[EXERCISE BRIEF] Retype the material that follows, keeping every word as it is.

[PROVIDED INFORMATION]

--- Start ---

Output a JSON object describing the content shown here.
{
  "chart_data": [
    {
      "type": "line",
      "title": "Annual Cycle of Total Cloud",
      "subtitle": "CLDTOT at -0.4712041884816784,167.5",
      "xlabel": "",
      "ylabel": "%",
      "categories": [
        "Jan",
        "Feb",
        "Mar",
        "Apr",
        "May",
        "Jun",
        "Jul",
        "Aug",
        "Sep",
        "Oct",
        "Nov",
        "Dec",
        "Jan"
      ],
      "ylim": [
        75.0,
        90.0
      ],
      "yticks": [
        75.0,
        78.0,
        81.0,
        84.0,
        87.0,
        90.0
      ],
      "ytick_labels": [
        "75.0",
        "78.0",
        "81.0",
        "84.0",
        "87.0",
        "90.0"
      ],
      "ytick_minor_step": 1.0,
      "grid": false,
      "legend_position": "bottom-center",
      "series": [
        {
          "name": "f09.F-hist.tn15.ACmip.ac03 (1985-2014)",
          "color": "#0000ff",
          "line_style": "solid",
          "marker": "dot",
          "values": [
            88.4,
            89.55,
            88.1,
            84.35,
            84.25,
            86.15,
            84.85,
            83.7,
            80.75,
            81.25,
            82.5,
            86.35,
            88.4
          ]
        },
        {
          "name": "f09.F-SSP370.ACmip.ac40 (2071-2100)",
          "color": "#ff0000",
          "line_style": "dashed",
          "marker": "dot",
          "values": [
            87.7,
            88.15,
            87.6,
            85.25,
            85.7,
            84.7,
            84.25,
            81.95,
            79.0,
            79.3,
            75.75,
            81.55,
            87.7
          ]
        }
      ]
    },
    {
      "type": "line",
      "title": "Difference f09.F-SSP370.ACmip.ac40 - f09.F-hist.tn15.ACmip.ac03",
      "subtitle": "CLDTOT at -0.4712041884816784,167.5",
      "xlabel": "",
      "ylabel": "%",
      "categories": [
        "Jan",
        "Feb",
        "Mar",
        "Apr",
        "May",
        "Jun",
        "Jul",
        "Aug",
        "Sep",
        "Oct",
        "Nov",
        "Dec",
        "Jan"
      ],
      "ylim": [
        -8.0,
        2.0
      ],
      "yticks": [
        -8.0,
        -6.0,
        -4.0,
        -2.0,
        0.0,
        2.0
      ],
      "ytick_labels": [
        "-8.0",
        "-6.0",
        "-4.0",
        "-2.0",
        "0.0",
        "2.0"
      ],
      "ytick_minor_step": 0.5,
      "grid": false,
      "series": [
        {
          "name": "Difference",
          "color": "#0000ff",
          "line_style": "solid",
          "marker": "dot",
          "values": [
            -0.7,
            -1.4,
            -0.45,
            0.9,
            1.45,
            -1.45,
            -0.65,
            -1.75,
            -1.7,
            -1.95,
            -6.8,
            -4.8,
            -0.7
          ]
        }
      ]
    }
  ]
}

--- End ---

[RESULT FOR THIS TASK]
Output a JSON object describing the content shown here.
{
  "chart_data": [
    {
      "type": "line",
      "title": "Annual Cycle of Total Cloud",
      "subtitle": "CLDTOT at -0.4712041884816784,167.5",
      "xlabel": "",
      "ylabel": "%",
      "categories": [
        "Jan",
        "Feb",
        "Mar",
        "Apr",
        "May",
        "Jun",
        "Jul",
        "Aug",
        "Sep",
        "Oct",
        "Nov",
        "Dec",
        "Jan"
      ],
      "ylim": [
        75.0,
        90.0
      ],
      "yticks": [
        75.0,
        78.0,
        81.0,
        84.0,
        87.0,
        90.0
      ],
      "ytick_labels": [
        "75.0",
        "78.0",
        "81.0",
        "84.0",
        "87.0",
        "90.0"
      ],
      "ytick_minor_step": 1.0,
      "grid": false,
      "legend_position": "bottom-center",
      "series": [
        {
          "name": "f09.F-hist.tn15.ACmip.ac03 (1985-2014)",
          "color": "#0000ff",
          "line_style": "solid",
          "marker": "dot",
          "values": [
            88.4,
            89.55,
            88.1,
            84.35,
            84.25,
            86.15,
            84.85,
            83.7,
            80.75,
            81.25,
            82.5,
            86.35,
            88.4
          ]
        },
        {
          "name": "f09.F-SSP370.ACmip.ac40 (2071-2100)",
          "color": "#ff0000",
          "line_style": "dashed",
          "marker": "dot",
          "values": [
            87.7,
            88.15,
            87.6,
            85.25,
            85.7,
            84.7,
            84.25,
            81.95,
            79.0,
            79.3,
            75.75,
            81.55,
            87.7
          ]
        }
      ]
    },
    {
      "type": "line",
      "title": "Difference f09.F-SSP370.ACmip.ac40 - f09.F-hist.tn15.ACmip.ac03",
      "subtitle": "CLDTOT at -0.4712041884816784,167.5",
      "xlabel": "",
      "ylabel": "%",
      "categories": [
        "Jan",
        "Feb",
        "Mar",
        "Apr",
        "May",
        "Jun",
        "Jul",
        "Aug",
        "Sep",
        "Oct",
        "Nov",
        "Dec",
        "Jan"
      ],
      "ylim": [
        -8.0,
        2.0
      ],
      "yticks": [
        -8.0,
        -6.0,
        -4.0,
        -2.0,
        0.0,
        2.0
      ],
      "ytick_labels": [
        "-8.0",
        "-6.0",
        "-4.0",
        "-2.0",
        "0.0",
        "2.0"
      ],
      "ytick_minor_step": 0.5,
      "grid": false,
      "series": [
        {
          "name": "Difference",
          "color": "#0000ff",
          "line_style": "solid",
          "marker": "dot",
          "values": [
            -0.7,
            -1.4,
            -0.45,
            0.9,
            1.45,
            -1.45,
            -0.65,
            -1.75,
            -1.7,
            -1.95,
            -6.8,
            -4.8,
            -0.7
          ]
        }
      ]
    }
  ]
}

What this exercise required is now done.